**Task requirements**
Every line from the one with "What data populates" to the end of the data needs to be copied exactly, and no line before it.

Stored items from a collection
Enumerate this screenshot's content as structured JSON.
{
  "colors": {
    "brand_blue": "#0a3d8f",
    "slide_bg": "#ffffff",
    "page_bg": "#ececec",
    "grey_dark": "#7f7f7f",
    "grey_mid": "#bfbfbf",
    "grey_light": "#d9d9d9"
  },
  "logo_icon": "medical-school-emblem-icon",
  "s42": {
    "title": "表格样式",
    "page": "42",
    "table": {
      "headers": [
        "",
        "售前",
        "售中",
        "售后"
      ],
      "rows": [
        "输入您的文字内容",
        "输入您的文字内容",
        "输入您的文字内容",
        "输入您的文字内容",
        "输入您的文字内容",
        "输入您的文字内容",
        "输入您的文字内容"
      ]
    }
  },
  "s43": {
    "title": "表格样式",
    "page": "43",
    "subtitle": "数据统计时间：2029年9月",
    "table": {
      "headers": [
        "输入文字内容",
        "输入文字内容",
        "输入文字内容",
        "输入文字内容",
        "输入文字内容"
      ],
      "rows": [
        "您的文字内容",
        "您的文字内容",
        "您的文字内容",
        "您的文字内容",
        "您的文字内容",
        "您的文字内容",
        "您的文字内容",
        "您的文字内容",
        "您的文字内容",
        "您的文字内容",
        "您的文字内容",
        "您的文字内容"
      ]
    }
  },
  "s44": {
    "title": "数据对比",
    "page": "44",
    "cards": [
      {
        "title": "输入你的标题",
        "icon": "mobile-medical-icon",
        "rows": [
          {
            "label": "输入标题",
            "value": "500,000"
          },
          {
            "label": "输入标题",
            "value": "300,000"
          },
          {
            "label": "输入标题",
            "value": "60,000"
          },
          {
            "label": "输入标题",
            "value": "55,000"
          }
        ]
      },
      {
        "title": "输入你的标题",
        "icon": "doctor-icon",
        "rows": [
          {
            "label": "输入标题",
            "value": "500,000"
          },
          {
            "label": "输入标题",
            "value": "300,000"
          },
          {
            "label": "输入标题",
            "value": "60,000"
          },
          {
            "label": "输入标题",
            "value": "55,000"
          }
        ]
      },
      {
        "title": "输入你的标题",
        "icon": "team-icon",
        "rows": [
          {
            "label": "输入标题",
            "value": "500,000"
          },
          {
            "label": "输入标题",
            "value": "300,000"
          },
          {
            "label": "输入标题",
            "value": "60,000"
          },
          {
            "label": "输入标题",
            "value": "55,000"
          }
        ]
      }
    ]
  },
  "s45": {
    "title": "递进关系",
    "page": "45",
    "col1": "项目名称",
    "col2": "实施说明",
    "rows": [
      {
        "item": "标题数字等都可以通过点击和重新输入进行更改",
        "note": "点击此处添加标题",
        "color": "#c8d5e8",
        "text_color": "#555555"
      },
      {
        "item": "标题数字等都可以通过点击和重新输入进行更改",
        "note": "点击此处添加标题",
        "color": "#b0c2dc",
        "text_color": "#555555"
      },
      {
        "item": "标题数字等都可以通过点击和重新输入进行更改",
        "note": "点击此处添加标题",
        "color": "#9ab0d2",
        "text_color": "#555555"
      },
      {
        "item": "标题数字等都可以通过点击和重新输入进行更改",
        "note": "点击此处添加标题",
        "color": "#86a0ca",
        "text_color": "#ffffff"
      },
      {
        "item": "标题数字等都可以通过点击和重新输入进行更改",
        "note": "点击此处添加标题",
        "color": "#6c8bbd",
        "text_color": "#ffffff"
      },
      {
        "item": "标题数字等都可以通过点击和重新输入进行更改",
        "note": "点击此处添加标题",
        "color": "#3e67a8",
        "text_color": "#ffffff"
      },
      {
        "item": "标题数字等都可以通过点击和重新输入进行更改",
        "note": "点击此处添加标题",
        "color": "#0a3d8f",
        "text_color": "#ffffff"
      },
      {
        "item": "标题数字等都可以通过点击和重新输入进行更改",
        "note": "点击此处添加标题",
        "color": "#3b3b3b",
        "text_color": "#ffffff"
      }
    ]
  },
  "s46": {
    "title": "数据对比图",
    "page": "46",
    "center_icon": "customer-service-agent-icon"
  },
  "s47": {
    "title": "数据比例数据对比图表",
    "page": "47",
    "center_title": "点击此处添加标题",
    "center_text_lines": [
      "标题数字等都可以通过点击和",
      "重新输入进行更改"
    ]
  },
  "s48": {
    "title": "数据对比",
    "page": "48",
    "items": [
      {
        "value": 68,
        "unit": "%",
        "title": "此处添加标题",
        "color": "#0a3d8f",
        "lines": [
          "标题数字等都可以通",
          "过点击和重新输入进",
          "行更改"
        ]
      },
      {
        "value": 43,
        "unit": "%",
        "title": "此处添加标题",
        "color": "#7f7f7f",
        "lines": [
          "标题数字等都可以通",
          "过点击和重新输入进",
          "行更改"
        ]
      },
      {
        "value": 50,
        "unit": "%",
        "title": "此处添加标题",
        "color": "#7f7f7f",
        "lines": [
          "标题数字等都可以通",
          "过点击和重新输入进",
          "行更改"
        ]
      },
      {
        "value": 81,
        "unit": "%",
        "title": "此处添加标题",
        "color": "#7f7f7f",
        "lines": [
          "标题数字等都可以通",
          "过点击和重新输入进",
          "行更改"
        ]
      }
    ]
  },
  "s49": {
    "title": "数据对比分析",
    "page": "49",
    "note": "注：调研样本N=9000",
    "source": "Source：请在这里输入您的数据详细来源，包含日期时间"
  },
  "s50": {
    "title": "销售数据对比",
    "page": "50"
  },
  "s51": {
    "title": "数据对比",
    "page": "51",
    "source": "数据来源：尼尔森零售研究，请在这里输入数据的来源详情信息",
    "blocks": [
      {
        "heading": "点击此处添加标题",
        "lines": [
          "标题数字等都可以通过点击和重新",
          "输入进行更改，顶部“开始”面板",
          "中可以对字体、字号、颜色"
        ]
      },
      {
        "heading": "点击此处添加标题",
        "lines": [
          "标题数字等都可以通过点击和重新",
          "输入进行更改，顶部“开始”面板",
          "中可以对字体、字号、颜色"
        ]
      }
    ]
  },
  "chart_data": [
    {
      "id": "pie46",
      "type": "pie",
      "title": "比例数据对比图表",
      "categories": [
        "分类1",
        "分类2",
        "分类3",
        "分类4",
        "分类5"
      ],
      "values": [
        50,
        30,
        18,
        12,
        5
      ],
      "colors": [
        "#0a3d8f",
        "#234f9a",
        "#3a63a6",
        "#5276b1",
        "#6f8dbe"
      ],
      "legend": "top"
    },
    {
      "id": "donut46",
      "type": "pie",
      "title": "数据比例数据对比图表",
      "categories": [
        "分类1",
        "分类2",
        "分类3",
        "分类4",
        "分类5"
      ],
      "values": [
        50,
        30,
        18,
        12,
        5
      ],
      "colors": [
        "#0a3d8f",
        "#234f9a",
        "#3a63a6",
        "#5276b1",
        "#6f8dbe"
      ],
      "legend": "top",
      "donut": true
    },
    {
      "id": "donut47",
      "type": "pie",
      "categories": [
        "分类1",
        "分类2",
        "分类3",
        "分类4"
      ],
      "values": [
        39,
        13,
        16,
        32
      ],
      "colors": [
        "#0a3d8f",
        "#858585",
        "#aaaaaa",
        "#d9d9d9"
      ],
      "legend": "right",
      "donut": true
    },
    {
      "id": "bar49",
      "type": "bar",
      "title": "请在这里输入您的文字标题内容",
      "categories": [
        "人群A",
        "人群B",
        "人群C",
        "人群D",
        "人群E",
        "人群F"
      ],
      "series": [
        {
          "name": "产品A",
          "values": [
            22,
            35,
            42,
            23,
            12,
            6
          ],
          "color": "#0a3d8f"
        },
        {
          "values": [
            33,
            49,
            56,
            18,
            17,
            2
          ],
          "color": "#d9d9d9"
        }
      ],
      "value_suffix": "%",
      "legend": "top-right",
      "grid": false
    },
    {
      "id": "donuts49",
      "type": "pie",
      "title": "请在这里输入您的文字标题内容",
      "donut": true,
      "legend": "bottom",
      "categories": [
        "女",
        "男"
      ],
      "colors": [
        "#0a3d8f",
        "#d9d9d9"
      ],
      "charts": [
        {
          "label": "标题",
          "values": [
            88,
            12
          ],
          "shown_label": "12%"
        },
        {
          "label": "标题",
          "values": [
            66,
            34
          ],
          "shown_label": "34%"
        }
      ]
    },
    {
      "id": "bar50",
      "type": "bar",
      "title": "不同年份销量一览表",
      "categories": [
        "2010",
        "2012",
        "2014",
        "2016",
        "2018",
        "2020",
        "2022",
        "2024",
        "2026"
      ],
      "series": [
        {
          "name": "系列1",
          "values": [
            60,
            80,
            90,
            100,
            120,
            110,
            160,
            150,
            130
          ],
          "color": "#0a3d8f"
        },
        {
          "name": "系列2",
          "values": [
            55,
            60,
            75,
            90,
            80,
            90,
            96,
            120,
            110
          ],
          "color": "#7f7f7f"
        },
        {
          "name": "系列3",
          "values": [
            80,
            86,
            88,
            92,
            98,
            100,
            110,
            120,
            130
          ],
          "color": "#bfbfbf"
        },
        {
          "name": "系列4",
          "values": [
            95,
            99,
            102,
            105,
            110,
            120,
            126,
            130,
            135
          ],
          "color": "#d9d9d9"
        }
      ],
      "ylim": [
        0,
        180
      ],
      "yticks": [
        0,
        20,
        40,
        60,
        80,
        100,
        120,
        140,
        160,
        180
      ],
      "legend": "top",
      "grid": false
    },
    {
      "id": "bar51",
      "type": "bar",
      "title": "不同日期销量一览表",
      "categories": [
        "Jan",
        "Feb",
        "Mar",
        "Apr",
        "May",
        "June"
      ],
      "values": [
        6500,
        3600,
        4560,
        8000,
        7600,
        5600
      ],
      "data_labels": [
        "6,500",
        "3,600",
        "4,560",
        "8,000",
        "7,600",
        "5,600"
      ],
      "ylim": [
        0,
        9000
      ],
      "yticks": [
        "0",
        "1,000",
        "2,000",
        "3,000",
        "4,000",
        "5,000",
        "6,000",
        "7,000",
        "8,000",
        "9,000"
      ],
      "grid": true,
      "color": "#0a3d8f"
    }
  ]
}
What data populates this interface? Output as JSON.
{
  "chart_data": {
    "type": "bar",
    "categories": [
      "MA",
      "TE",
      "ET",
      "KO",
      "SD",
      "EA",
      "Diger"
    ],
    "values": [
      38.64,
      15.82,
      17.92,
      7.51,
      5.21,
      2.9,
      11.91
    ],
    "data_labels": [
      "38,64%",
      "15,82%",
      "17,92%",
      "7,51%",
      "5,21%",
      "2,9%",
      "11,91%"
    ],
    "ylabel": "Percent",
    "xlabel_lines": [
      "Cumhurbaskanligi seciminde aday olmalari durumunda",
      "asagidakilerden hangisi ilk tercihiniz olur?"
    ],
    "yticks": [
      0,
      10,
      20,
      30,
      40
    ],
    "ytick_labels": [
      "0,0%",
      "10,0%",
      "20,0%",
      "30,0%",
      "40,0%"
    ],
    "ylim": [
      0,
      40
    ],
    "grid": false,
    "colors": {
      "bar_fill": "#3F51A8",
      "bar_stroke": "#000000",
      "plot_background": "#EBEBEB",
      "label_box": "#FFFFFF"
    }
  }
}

**Answer below**
What data populates this interface? Output as JSON.
{
  "chart_data": {
    "type": "bar",
    "categories": [
      "MA",
      "TE",
      "ET",
      "KO",
      "SD",
      "EA",
      "Diger"
    ],
    "values": [
      38.64,
      15.82,
      17.92,
      7.51,
      5.21,
      2.9,
      11.91
    ],
    "data_labels": [
      "38,64%",
      "15,82%",
      "17,92%",
      "7,51%",
      "5,21%",
      "2,9%",
      "11,91%"
    ],
    "ylabel": "Percent",
    "xlabel_lines": [
      "Cumhurbaskanligi seciminde aday olmalari durumunda",
      "asagidakilerden hangisi ilk tercihiniz olur?"
    ],
    "yticks": [
      0,
      10,
      20,
      30,
      40
    ],
    "ytick_labels": [
      "0,0%",
      "10,0%",
      "20,0%",
      "30,0%",
      "40,0%"
    ],
    "ylim": [
      0,
      40
    ],
    "grid": false,
    "colors": {
      "bar_fill": "#3F51A8",
      "bar_stroke": "#000000",
      "plot_background": "#EBEBEB",
      "label_box": "#FFFFFF"
    }
  }
}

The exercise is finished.